● Written exercise
Continue the text about the Boddam lighthouse, starting right after its last sentence.

It is not open to the public, but you can stroll around the perimeter. The surrounding cliffs and rocks are a haven to much bird life and you can often see seals bobbing around the sea.
The foghorn was nicknamed the Boddam Coo (cow) and is no longer sounded. It had been installed in 1904 and would give three blasts every ninety seconds. Prior to its installation Boddamers would beat tin basins with spoons to alert sailors in the fog of the coastal hazards (cited in the book Old Cruden Bay and Port Erroll
by Jim Buchan).
Meals and liquid refreshments can be found at the local pubs and hotels, Buchan Braes, The Rocksley and The Sea View Hotel. Public toilets can be found at Harbour Street.
From Aberdeen - Head towards Peterhead on the A952. At Stirling Village take the right hand turn into Station Road. Follow the road, heading down to the sea. Follow the road round to the right at The Sea View Hotel, which takes you onto Harbour Street. You will then be able to see it with its striking white and red colour.
Read more about Boddam village
More lighthouses from Aberdeenshire
A short walk up Rocksley Drive takes you to a bronze statue of a Royal Air Force serviceman which was built to honour the service of RAF Buchan. Read more about it with photos on the RAF Buchan Statue
The Northern Lighthouse Board submitted a planning application to Aberdeenshire Council in the winter of 2011. This was for refittings and modernisation of internal lights which included two LED lights that provide the flash for those at sea currently provided by the rotating light. The original lens carriage and machine case will still be retained but the 1970s lens bullseyes will be replaced. This is in conjunction with conforming to European Union directives that requires mercury to be removed.

● Source excerpt
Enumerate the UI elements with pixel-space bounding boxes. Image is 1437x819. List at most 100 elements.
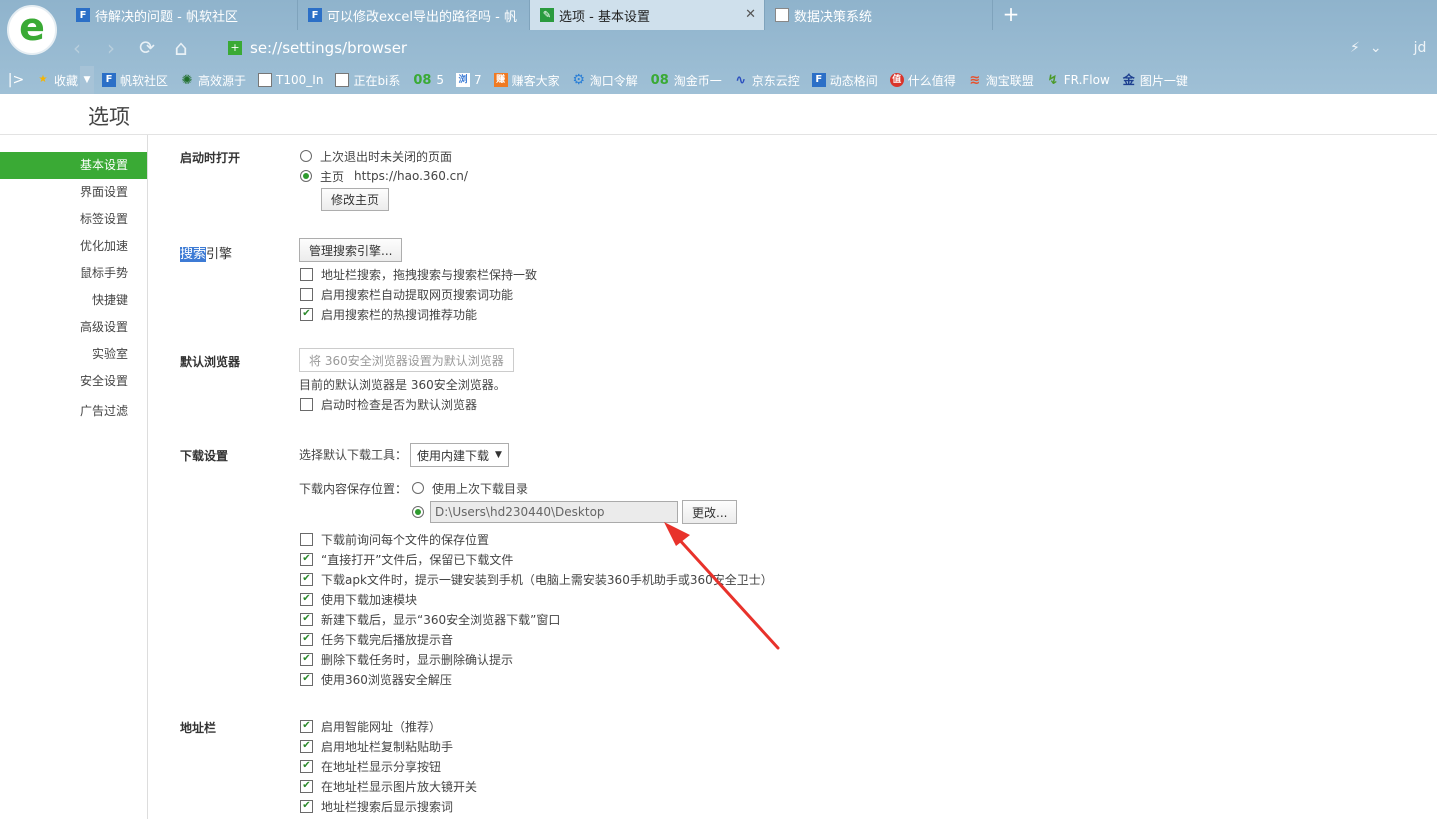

● Result of this exercise
The new lights will use less power (about 80 watts) and be seen as a whiter light 18 miles out to sea. It is thought that work will start in the Spring of 2011.
Lighthouse Holiday Accommodation
The lighthouse cottages, called Skerry Cottage, have been converted into comfortable modern accommodation by Sheila and Mel Priest who have maintained the traditional look of a lighthouse keeper’s cottage. There are two bedrooms with one having a king size bed whilst there are twin beds in the second bedroom. The lounge has a romantic open fireplace and there is a modern fitted kitchen. The bathroom has a bath and shower.
More information about the Boddam Lighthouse holiday accommodation can be found at www.buchannesslighthouseholidays.co.uk where there are some beautiful photographs, including interior shots, and includes pictures of a bride whose wedding was held there.
Her Royal Highness, Princess Anne visited on Friday 8 June 2012 as part of her role as Patron of the NLB. Princess Anne is currently visiting all of the Scottish ones so although this was not an official royal visit she still made time to chat to the Playgroup and Primary School children and retired keepers who lived locally.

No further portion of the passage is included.